= RECORDS SHOWN =
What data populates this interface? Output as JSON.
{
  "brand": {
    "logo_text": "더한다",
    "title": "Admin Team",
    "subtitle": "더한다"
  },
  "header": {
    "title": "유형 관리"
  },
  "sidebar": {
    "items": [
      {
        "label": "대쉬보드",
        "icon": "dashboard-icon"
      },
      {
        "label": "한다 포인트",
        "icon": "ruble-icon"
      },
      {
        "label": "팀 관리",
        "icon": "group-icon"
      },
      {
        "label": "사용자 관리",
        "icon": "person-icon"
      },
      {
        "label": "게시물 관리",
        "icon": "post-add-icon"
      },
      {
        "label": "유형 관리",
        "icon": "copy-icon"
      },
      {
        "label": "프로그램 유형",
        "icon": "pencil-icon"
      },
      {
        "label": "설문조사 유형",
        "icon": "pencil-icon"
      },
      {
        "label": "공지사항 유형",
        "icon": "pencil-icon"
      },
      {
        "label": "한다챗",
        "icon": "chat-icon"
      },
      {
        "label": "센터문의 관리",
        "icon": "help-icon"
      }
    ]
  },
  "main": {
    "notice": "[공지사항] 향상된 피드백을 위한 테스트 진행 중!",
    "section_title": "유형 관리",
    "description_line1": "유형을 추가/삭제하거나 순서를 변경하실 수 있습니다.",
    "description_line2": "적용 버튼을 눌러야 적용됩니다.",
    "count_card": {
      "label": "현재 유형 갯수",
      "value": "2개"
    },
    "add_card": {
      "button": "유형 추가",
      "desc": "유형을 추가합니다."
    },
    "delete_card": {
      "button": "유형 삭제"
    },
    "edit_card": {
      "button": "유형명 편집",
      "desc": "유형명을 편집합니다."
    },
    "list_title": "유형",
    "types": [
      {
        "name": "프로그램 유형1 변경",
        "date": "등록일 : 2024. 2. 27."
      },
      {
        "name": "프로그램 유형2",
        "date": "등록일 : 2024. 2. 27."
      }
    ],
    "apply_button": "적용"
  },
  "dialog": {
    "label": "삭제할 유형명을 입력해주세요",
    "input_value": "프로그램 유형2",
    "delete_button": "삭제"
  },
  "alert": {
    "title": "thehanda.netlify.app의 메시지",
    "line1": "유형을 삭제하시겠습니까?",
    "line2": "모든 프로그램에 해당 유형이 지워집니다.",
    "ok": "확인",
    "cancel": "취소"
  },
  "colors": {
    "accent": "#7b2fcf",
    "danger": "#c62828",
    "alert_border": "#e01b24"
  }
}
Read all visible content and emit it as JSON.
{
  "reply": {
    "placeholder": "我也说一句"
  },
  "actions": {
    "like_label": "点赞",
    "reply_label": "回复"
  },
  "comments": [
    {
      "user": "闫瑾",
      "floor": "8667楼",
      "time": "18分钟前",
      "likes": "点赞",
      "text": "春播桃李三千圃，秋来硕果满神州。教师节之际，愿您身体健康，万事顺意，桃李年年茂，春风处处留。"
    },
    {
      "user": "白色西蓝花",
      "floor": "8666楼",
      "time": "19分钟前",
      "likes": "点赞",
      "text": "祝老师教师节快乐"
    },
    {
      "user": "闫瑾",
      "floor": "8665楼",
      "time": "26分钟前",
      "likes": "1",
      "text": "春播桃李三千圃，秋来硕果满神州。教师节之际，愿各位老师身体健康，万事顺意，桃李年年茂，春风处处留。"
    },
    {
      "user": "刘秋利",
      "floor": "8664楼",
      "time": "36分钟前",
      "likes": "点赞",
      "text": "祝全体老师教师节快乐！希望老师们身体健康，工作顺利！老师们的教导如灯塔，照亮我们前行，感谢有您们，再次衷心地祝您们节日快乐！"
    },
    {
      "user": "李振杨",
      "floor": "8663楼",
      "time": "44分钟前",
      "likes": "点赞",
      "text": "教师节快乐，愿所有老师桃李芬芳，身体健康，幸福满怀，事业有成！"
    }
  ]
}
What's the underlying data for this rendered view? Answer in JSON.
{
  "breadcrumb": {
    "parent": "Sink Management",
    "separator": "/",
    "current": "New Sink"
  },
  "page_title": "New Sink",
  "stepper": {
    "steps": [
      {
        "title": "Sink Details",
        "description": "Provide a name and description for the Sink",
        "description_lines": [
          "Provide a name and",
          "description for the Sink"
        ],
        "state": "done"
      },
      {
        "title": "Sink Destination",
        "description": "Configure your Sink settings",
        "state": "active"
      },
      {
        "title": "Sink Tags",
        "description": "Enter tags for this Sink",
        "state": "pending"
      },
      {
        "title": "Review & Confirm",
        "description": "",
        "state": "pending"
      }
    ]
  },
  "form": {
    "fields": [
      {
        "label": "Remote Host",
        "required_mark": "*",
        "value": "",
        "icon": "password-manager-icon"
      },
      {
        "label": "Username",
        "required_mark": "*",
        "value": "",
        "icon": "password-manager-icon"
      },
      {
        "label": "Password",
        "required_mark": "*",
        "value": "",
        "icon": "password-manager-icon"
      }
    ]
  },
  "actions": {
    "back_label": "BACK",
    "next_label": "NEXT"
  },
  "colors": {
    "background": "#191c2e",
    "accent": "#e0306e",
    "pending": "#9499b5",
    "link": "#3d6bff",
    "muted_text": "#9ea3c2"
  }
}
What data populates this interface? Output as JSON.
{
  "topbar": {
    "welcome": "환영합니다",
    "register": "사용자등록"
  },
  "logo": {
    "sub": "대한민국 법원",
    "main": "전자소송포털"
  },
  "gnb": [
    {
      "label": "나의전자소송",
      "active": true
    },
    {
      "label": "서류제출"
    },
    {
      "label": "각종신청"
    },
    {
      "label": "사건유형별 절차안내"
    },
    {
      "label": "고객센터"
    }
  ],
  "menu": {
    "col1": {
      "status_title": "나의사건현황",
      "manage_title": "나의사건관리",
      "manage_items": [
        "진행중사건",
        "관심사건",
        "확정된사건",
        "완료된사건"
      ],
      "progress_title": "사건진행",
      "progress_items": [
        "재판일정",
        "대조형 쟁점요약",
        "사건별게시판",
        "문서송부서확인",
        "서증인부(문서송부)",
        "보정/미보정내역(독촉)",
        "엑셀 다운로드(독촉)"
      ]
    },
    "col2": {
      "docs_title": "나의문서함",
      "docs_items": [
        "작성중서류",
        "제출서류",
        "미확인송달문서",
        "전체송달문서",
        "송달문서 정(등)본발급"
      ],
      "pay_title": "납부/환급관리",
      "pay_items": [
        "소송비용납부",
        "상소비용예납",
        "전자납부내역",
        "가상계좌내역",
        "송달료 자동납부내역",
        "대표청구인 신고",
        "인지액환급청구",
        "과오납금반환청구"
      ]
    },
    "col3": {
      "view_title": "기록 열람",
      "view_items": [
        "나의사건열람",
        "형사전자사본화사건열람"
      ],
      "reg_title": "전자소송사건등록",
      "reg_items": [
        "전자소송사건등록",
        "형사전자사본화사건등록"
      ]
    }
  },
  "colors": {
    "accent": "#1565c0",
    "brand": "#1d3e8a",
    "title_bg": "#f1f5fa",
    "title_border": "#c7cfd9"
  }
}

= THE PROBLEM =
Copy out all lines from the material above that contain the string "floor".

= FINISHED ANSWER =
      "floor": "8667楼",
      "floor": "8666楼",
      "floor": "8665楼",
      "floor": "8664楼",
      "floor": "8663楼",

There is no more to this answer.